* **AIM**
Extract all of the entries and give them again, word for word.

* **LISTED RECORDS**
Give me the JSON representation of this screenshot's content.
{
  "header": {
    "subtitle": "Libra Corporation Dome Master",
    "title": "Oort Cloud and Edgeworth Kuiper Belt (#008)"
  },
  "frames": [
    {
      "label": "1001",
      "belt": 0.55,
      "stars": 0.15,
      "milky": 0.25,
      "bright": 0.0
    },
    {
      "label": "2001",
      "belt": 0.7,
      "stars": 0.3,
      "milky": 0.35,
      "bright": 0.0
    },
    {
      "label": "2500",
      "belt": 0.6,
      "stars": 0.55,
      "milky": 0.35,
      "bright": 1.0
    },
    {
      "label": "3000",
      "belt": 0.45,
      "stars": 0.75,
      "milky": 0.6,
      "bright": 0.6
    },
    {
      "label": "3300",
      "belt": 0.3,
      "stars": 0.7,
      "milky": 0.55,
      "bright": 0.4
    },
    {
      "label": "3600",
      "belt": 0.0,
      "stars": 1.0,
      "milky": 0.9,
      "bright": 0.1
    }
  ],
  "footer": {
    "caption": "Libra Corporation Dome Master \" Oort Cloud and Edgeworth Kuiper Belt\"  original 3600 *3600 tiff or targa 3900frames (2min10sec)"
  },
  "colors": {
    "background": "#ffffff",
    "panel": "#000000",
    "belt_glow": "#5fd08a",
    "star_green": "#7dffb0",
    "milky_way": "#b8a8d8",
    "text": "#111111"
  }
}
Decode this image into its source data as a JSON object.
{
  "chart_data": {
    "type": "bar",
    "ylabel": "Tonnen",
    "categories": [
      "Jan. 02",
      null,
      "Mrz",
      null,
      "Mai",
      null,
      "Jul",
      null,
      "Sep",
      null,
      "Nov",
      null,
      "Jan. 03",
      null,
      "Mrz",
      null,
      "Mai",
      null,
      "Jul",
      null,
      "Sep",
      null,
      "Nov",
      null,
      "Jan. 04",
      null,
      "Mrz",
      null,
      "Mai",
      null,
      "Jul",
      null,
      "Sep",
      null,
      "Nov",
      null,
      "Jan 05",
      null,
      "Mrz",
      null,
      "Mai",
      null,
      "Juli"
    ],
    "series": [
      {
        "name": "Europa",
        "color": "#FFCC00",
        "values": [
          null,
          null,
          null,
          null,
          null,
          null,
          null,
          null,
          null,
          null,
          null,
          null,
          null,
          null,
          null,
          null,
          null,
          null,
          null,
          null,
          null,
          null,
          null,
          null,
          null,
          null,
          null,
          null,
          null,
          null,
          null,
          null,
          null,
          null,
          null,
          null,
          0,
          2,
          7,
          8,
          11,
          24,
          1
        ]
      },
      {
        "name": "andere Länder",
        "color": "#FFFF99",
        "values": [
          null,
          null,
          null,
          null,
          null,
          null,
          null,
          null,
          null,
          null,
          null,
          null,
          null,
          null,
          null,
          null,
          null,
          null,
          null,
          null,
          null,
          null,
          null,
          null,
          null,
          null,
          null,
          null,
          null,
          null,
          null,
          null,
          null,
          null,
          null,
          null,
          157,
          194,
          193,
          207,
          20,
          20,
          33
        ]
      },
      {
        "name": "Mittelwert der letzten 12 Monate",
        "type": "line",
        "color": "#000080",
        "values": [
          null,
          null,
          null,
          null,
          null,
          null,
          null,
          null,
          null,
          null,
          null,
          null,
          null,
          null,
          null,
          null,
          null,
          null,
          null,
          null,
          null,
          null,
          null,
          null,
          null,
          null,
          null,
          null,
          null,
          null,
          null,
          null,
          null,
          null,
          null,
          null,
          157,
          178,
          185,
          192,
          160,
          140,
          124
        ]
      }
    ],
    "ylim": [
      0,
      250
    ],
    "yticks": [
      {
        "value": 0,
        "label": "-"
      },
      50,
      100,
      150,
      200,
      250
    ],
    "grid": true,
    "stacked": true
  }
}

* **COMPLETED TASK**
Give me the JSON representation of this screenshot's content.
{
  "header": {
    "subtitle": "Libra Corporation Dome Master",
    "title": "Oort Cloud and Edgeworth Kuiper Belt (#008)"
  },
  "frames": [
    {
      "label": "1001",
      "belt": 0.55,
      "stars": 0.15,
      "milky": 0.25,
      "bright": 0.0
    },
    {
      "label": "2001",
      "belt": 0.7,
      "stars": 0.3,
      "milky": 0.35,
      "bright": 0.0
    },
    {
      "label": "2500",
      "belt": 0.6,
      "stars": 0.55,
      "milky": 0.35,
      "bright": 1.0
    },
    {
      "label": "3000",
      "belt": 0.45,
      "stars": 0.75,
      "milky": 0.6,
      "bright": 0.6
    },
    {
      "label": "3300",
      "belt": 0.3,
      "stars": 0.7,
      "milky": 0.55,
      "bright": 0.4
    },
    {
      "label": "3600",
      "belt": 0.0,
      "stars": 1.0,
      "milky": 0.9,
      "bright": 0.1
    }
  ],
  "footer": {
    "caption": "Libra Corporation Dome Master \" Oort Cloud and Edgeworth Kuiper Belt\"  original 3600 *3600 tiff or targa 3900frames (2min10sec)"
  },
  "colors": {
    "background": "#ffffff",
    "panel": "#000000",
    "belt_glow": "#5fd08a",
    "star_green": "#7dffb0",
    "milky_way": "#b8a8d8",
    "text": "#111111"
  }
}
Decode this image into its source data as a JSON object.
{
  "chart_data": {
    "type": "bar",
    "ylabel": "Tonnen",
    "categories": [
      "Jan. 02",
      null,
      "Mrz",
      null,
      "Mai",
      null,
      "Jul",
      null,
      "Sep",
      null,
      "Nov",
      null,
      "Jan. 03",
      null,
      "Mrz",
      null,
      "Mai",
      null,
      "Jul",
      null,
      "Sep",
      null,
      "Nov",
      null,
      "Jan. 04",
      null,
      "Mrz",
      null,
      "Mai",
      null,
      "Jul",
      null,
      "Sep",
      null,
      "Nov",
      null,
      "Jan 05",
      null,
      "Mrz",
      null,
      "Mai",
      null,
      "Juli"
    ],
    "series": [
      {
        "name": "Europa",
        "color": "#FFCC00",
        "values": [
          null,
          null,
          null,
          null,
          null,
          null,
          null,
          null,
          null,
          null,
          null,
          null,
          null,
          null,
          null,
          null,
          null,
          null,
          null,
          null,
          null,
          null,
          null,
          null,
          null,
          null,
          null,
          null,
          null,
          null,
          null,
          null,
          null,
          null,
          null,
          null,
          0,
          2,
          7,
          8,
          11,
          24,
          1
        ]
      },
      {
        "name": "andere Länder",
        "color": "#FFFF99",
        "values": [
          null,
          null,
          null,
          null,
          null,
          null,
          null,
          null,
          null,
          null,
          null,
          null,
          null,
          null,
          null,
          null,
          null,
          null,
          null,
          null,
          null,
          null,
          null,
          null,
          null,
          null,
          null,
          null,
          null,
          null,
          null,
          null,
          null,
          null,
          null,
          null,
          157,
          194,
          193,
          207,
          20,
          20,
          33
        ]
      },
      {
        "name": "Mittelwert der letzten 12 Monate",
        "type": "line",
        "color": "#000080",
        "values": [
          null,
          null,
          null,
          null,
          null,
          null,
          null,
          null,
          null,
          null,
          null,
          null,
          null,
          null,
          null,
          null,
          null,
          null,
          null,
          null,
          null,
          null,
          null,
          null,
          null,
          null,
          null,
          null,
          null,
          null,
          null,
          null,
          null,
          null,
          null,
          null,
          157,
          178,
          185,
          192,
          160,
          140,
          124
        ]
      }
    ],
    "ylim": [
      0,
      250
    ],
    "yticks": [
      {
        "value": 0,
        "label": "-"
      },
      50,
      100,
      150,
      200,
      250
    ],
    "grid": true,
    "stacked": true
  }
}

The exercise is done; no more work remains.